— Start —

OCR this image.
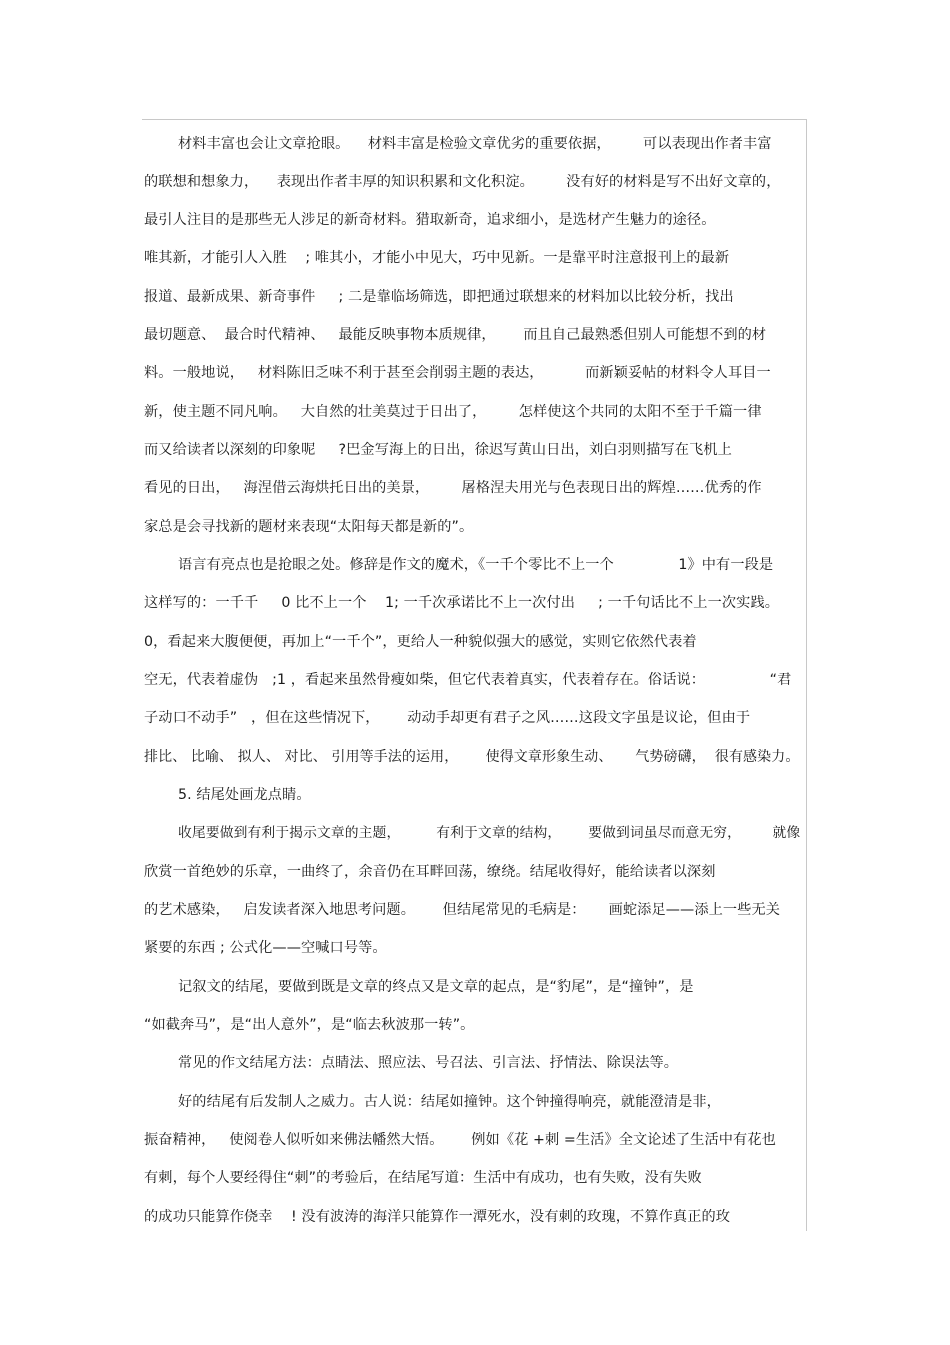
材料丰富也会让文章抢眼。    材料丰富是检验文章优劣的重要依据，       可以表现出作者丰富
的联想和想象力，    表现出作者丰厚的知识积累和文化积淀。       没有好的材料是写不出好文章的，
最引人注目的是那些无人涉足的新奇材料。猎取新奇，追求细小，是选材产生魅力的途径。
唯其新，才能引人入胜    ; 唯其小，才能小中见大，巧中见新。一是靠平时注意报刊上的最新
报道、最新成果、新奇事件     ; 二是靠临场筛选，即把通过联想来的材料加以比较分析，找出
最切题意、  最合时代精神、   最能反映事物本质规律，      而且自己最熟悉但别人可能想不到的材
料。一般地说，   材料陈旧乏味不利于甚至会削弱主题的表达，         而新颖妥帖的材料令人耳目一
新，使主题不同凡响。   大自然的壮美莫过于日出了，       怎样使这个共同的太阳不至于千篇一律
而又给读者以深刻的印象呢     ?巴金写海上的日出，徐迟写黄山日出，刘白羽则描写在飞机上
看见的日出，   海涅借云海烘托日出的美景，       屠格涅夫用光与色表现日出的辉煌……优秀的作
家总是会寻找新的题材来表现“太阳每天都是新的”。
语言有亮点也是抢眼之处。修辞是作文的魔术，《一千个零比不上一个              1》中有一段是
这样写的：一千千     0 比不上一个    1; 一千次承诺比不上一次付出     ; 一千句话比不上一次实践。
0，看起来大腹便便，再加上“一千个”，更给人一种貌似强大的感觉，实则它依然代表着
空无，代表着虚伪   ;1 ，看起来虽然骨瘦如柴，但它代表着真实，代表着存在。俗话说：              “君
子动口不动手”   ，但在这些情况下，      动动手却更有君子之风……这段文字虽是议论，但由于
排比、 比喻、 拟人、 对比、 引用等手法的运用，      使得文章形象生动、     气势磅礴，  很有感染力。
5. 结尾处画龙点睛。
收尾要做到有利于揭示文章的主题，        有利于文章的结构，      要做到词虽尽而意无穷，       就像
欣赏一首绝妙的乐章，一曲终了，余音仍在耳畔回荡，缭绕。结尾收得好，能给读者以深刻
的艺术感染，   启发读者深入地思考问题。      但结尾常见的毛病是：     画蛇添足——添上一些无关
紧要的东西 ; 公式化——空喊口号等。
记叙文的结尾，要做到既是文章的终点又是文章的起点，是“豹尾”，是“撞钟”，是
“如截奔马”，是“出人意外”，是“临去秋波那一转”。
常见的作文结尾方法：点睛法、照应法、号召法、引言法、抒情法、除误法等。
好的结尾有后发制人之威力。古人说：结尾如撞钟。这个钟撞得响亮，就能澄清是非，
振奋精神，   使阅卷人似听如来佛法幡然大悟。      例如《花 +刺 =生活》全文论述了生活中有花也
有刺，每个人要经得住“刺”的考验后，在结尾写道：生活中有成功，也有失败，没有失败
的成功只能算作侥幸    ! 没有波涛的海洋只能算作一潭死水，没有刺的玫瑰，不算作真正的玫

— End —

Exercise objective. Copy every record above exactly, leaving out the pictures.

The completed task.
OCR this image.
材料丰富也会让文章抢眼。    材料丰富是检验文章优劣的重要依据，       可以表现出作者丰富
的联想和想象力，    表现出作者丰厚的知识积累和文化积淀。       没有好的材料是写不出好文章的，
最引人注目的是那些无人涉足的新奇材料。猎取新奇，追求细小，是选材产生魅力的途径。
唯其新，才能引人入胜    ; 唯其小，才能小中见大，巧中见新。一是靠平时注意报刊上的最新
报道、最新成果、新奇事件     ; 二是靠临场筛选，即把通过联想来的材料加以比较分析，找出
最切题意、  最合时代精神、   最能反映事物本质规律，      而且自己最熟悉但别人可能想不到的材
料。一般地说，   材料陈旧乏味不利于甚至会削弱主题的表达，         而新颖妥帖的材料令人耳目一
新，使主题不同凡响。   大自然的壮美莫过于日出了，       怎样使这个共同的太阳不至于千篇一律
而又给读者以深刻的印象呢     ?巴金写海上的日出，徐迟写黄山日出，刘白羽则描写在飞机上
看见的日出，   海涅借云海烘托日出的美景，       屠格涅夫用光与色表现日出的辉煌……优秀的作
家总是会寻找新的题材来表现“太阳每天都是新的”。
语言有亮点也是抢眼之处。修辞是作文的魔术，《一千个零比不上一个              1》中有一段是
这样写的：一千千     0 比不上一个    1; 一千次承诺比不上一次付出     ; 一千句话比不上一次实践。
0，看起来大腹便便，再加上“一千个”，更给人一种貌似强大的感觉，实则它依然代表着
空无，代表着虚伪   ;1 ，看起来虽然骨瘦如柴，但它代表着真实，代表着存在。俗话说：              “君
子动口不动手”   ，但在这些情况下，      动动手却更有君子之风……这段文字虽是议论，但由于
排比、 比喻、 拟人、 对比、 引用等手法的运用，      使得文章形象生动、     气势磅礴，  很有感染力。
5. 结尾处画龙点睛。
收尾要做到有利于揭示文章的主题，        有利于文章的结构，      要做到词虽尽而意无穷，       就像
欣赏一首绝妙的乐章，一曲终了，余音仍在耳畔回荡，缭绕。结尾收得好，能给读者以深刻
的艺术感染，   启发读者深入地思考问题。      但结尾常见的毛病是：     画蛇添足——添上一些无关
紧要的东西 ; 公式化——空喊口号等。
记叙文的结尾，要做到既是文章的终点又是文章的起点，是“豹尾”，是“撞钟”，是
“如截奔马”，是“出人意外”，是“临去秋波那一转”。
常见的作文结尾方法：点睛法、照应法、号召法、引言法、抒情法、除误法等。
好的结尾有后发制人之威力。古人说：结尾如撞钟。这个钟撞得响亮，就能澄清是非，
振奋精神，   使阅卷人似听如来佛法幡然大悟。      例如《花 +刺 =生活》全文论述了生活中有花也
有刺，每个人要经得住“刺”的考验后，在结尾写道：生活中有成功，也有失败，没有失败
的成功只能算作侥幸    ! 没有波涛的海洋只能算作一潭死水，没有刺的玫瑰，不算作真正的玫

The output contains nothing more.